Set task
The data below should be restated word for word, with every picture omitted.
━━━━━━
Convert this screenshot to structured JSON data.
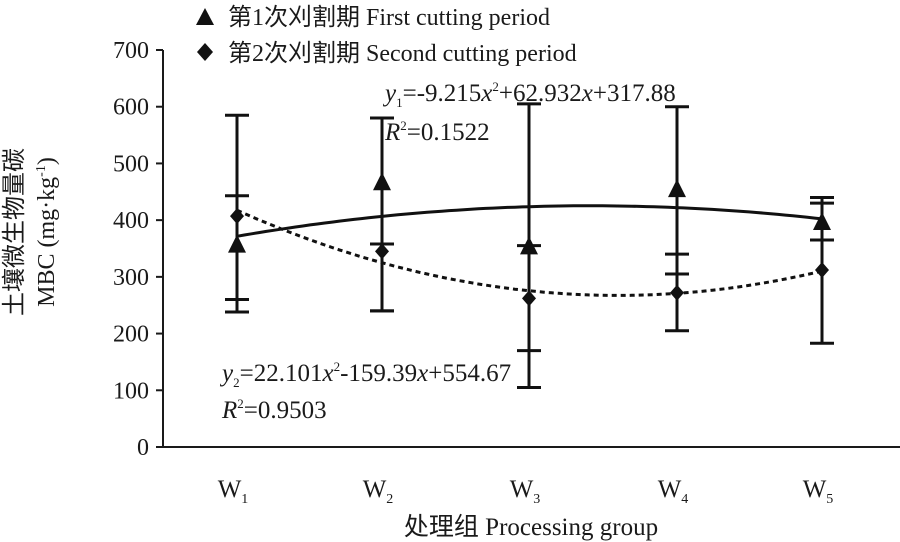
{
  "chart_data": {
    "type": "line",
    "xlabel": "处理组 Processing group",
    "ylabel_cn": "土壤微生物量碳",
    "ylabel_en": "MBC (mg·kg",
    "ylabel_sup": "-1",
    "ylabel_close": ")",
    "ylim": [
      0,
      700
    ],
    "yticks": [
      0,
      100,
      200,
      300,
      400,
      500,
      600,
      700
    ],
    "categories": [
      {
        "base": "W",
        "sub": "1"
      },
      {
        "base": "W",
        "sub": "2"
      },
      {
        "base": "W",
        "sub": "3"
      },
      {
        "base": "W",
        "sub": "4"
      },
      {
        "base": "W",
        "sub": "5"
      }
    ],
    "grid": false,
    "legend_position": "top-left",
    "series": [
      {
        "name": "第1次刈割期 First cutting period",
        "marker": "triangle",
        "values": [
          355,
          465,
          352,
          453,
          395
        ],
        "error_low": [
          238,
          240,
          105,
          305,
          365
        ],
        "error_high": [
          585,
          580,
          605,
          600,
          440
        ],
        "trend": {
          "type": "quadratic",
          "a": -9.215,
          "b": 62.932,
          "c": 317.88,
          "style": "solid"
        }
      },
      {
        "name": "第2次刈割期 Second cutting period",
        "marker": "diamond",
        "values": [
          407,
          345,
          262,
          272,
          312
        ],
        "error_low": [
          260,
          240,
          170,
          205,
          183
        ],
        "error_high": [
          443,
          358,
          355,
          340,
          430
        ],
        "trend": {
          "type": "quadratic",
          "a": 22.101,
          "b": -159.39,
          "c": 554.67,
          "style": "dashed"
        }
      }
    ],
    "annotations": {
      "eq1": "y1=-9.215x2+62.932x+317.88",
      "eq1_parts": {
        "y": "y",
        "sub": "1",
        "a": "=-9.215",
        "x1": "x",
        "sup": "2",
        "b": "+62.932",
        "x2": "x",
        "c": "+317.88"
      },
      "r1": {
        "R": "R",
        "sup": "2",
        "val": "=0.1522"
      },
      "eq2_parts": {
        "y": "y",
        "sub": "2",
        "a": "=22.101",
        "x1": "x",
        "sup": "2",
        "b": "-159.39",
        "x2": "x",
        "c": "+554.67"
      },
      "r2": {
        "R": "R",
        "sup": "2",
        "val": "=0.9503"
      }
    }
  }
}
━━━━━━
The result
Convert this screenshot to structured JSON data.
{
  "chart_data": {
    "type": "line",
    "xlabel": "处理组 Processing group",
    "ylabel_cn": "土壤微生物量碳",
    "ylabel_en": "MBC (mg·kg",
    "ylabel_sup": "-1",
    "ylabel_close": ")",
    "ylim": [
      0,
      700
    ],
    "yticks": [
      0,
      100,
      200,
      300,
      400,
      500,
      600,
      700
    ],
    "categories": [
      {
        "base": "W",
        "sub": "1"
      },
      {
        "base": "W",
        "sub": "2"
      },
      {
        "base": "W",
        "sub": "3"
      },
      {
        "base": "W",
        "sub": "4"
      },
      {
        "base": "W",
        "sub": "5"
      }
    ],
    "grid": false,
    "legend_position": "top-left",
    "series": [
      {
        "name": "第1次刈割期 First cutting period",
        "marker": "triangle",
        "values": [
          355,
          465,
          352,
          453,
          395
        ],
        "error_low": [
          238,
          240,
          105,
          305,
          365
        ],
        "error_high": [
          585,
          580,
          605,
          600,
          440
        ],
        "trend": {
          "type": "quadratic",
          "a": -9.215,
          "b": 62.932,
          "c": 317.88,
          "style": "solid"
        }
      },
      {
        "name": "第2次刈割期 Second cutting period",
        "marker": "diamond",
        "values": [
          407,
          345,
          262,
          272,
          312
        ],
        "error_low": [
          260,
          240,
          170,
          205,
          183
        ],
        "error_high": [
          443,
          358,
          355,
          340,
          430
        ],
        "trend": {
          "type": "quadratic",
          "a": 22.101,
          "b": -159.39,
          "c": 554.67,
          "style": "dashed"
        }
      }
    ],
    "annotations": {
      "eq1": "y1=-9.215x2+62.932x+317.88",
      "eq1_parts": {
        "y": "y",
        "sub": "1",
        "a": "=-9.215",
        "x1": "x",
        "sup": "2",
        "b": "+62.932",
        "x2": "x",
        "c": "+317.88"
      },
      "r1": {
        "R": "R",
        "sup": "2",
        "val": "=0.1522"
      },
      "eq2_parts": {
        "y": "y",
        "sub": "2",
        "a": "=22.101",
        "x1": "x",
        "sup": "2",
        "b": "-159.39",
        "x2": "x",
        "c": "+554.67"
      },
      "r2": {
        "R": "R",
        "sup": "2",
        "val": "=0.9503"
      }
    }
  }
}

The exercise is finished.